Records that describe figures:
▼▼▼

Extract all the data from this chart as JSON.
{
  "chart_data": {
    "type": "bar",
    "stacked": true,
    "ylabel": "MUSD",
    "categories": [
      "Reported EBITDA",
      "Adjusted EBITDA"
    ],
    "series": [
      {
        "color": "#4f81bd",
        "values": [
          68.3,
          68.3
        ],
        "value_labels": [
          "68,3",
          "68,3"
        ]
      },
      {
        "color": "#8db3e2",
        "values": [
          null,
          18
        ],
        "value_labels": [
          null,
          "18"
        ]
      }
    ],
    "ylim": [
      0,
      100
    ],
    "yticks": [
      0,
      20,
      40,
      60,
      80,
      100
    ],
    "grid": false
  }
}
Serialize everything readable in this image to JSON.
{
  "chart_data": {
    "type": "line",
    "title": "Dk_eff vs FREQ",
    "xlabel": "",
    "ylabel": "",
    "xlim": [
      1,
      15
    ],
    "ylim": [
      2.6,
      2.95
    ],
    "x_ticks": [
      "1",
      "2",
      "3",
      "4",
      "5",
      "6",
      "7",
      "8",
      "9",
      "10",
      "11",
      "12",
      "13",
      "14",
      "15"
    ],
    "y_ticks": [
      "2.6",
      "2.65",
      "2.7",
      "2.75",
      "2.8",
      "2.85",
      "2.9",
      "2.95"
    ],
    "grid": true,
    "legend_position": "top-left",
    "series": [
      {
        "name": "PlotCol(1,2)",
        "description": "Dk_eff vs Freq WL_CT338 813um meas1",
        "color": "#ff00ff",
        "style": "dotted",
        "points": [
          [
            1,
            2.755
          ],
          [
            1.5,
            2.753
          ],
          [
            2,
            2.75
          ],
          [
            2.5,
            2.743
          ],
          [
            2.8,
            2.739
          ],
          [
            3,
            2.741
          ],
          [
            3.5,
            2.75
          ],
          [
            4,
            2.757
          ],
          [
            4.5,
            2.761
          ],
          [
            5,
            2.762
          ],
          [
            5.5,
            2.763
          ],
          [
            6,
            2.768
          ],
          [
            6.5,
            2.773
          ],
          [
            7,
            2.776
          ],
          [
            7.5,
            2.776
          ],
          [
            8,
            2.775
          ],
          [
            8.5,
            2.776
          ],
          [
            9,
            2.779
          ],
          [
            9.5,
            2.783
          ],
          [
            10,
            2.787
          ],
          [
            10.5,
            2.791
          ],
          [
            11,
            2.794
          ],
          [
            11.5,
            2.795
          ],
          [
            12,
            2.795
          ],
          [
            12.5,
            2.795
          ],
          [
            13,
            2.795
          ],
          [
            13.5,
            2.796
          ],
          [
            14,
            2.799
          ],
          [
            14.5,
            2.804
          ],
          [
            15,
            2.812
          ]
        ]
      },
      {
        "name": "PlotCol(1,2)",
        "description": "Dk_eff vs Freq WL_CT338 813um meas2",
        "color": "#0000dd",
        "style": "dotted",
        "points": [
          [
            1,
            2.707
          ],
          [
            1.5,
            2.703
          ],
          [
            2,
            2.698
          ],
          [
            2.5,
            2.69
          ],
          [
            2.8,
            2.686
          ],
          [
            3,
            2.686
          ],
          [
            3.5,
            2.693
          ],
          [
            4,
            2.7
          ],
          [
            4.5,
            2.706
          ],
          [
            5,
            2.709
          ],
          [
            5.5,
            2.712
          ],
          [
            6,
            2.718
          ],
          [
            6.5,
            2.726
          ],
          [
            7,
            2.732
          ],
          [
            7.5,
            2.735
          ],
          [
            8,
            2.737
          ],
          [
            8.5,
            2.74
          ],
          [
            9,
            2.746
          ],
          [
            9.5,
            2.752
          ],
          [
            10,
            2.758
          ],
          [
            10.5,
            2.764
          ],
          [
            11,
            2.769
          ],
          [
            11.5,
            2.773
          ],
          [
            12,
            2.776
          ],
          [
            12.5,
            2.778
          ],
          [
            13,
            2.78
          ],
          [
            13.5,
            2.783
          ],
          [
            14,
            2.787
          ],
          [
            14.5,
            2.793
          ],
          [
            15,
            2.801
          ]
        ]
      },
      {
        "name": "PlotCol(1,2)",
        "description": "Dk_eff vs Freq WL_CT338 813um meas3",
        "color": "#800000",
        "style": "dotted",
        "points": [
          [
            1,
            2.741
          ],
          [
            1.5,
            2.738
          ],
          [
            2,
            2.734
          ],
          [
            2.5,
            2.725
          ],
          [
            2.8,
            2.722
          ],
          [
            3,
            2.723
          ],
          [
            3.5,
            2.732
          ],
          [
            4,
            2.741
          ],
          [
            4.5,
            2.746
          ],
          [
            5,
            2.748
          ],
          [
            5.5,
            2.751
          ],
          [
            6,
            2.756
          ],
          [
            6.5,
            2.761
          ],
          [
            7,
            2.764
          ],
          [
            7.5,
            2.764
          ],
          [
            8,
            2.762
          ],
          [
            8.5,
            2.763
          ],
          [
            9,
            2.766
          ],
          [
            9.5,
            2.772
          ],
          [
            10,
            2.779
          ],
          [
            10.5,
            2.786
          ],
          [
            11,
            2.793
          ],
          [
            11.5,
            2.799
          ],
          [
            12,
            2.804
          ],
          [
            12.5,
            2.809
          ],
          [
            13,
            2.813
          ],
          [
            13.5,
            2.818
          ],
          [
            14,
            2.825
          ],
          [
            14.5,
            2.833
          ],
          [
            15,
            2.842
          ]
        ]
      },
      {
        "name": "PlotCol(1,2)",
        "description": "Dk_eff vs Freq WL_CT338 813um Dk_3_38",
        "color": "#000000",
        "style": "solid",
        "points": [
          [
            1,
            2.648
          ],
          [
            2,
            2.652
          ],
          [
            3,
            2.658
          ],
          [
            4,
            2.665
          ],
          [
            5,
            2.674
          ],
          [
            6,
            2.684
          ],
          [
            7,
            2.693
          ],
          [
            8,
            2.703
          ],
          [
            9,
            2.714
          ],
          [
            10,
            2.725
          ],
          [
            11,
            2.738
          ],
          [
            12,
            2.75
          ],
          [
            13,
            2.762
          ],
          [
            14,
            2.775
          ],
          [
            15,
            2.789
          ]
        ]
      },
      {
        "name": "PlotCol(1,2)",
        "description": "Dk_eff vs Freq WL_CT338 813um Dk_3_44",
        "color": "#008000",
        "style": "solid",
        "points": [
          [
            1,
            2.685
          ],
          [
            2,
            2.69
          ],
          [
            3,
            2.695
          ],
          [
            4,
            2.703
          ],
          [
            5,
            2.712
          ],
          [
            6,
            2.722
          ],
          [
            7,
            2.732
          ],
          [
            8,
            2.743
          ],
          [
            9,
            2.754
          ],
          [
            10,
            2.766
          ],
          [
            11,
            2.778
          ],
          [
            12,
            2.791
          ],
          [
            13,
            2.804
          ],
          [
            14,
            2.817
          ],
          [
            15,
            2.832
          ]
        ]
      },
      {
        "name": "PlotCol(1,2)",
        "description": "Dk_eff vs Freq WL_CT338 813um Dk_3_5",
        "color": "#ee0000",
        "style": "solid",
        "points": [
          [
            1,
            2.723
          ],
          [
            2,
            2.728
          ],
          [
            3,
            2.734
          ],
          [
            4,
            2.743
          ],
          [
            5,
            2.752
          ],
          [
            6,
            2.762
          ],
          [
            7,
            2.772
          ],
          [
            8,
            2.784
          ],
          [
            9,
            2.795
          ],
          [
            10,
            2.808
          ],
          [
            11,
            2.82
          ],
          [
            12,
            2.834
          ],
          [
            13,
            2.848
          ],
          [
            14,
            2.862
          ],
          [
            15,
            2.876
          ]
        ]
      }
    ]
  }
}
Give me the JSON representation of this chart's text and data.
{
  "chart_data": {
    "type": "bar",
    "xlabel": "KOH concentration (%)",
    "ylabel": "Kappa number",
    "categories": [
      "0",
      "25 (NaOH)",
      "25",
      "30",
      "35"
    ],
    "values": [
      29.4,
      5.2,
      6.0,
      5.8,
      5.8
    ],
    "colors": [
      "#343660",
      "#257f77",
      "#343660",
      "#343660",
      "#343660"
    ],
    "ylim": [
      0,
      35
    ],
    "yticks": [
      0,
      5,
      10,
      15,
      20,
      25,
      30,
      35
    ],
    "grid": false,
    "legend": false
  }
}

▲▲▲

= WHAT IS NEEDED =
Extract exactly the lines between the line containing "Give me the" and the end of the data, including both.

= SOLUTION =
Give me the JSON representation of this chart's text and data.
{
  "chart_data": {
    "type": "bar",
    "xlabel": "KOH concentration (%)",
    "ylabel": "Kappa number",
    "categories": [
      "0",
      "25 (NaOH)",
      "25",
      "30",
      "35"
    ],
    "values": [
      29.4,
      5.2,
      6.0,
      5.8,
      5.8
    ],
    "colors": [
      "#343660",
      "#257f77",
      "#343660",
      "#343660",
      "#343660"
    ],
    "ylim": [
      0,
      35
    ],
    "yticks": [
      0,
      5,
      10,
      15,
      20,
      25,
      30,
      35
    ],
    "grid": false,
    "legend": false
  }
}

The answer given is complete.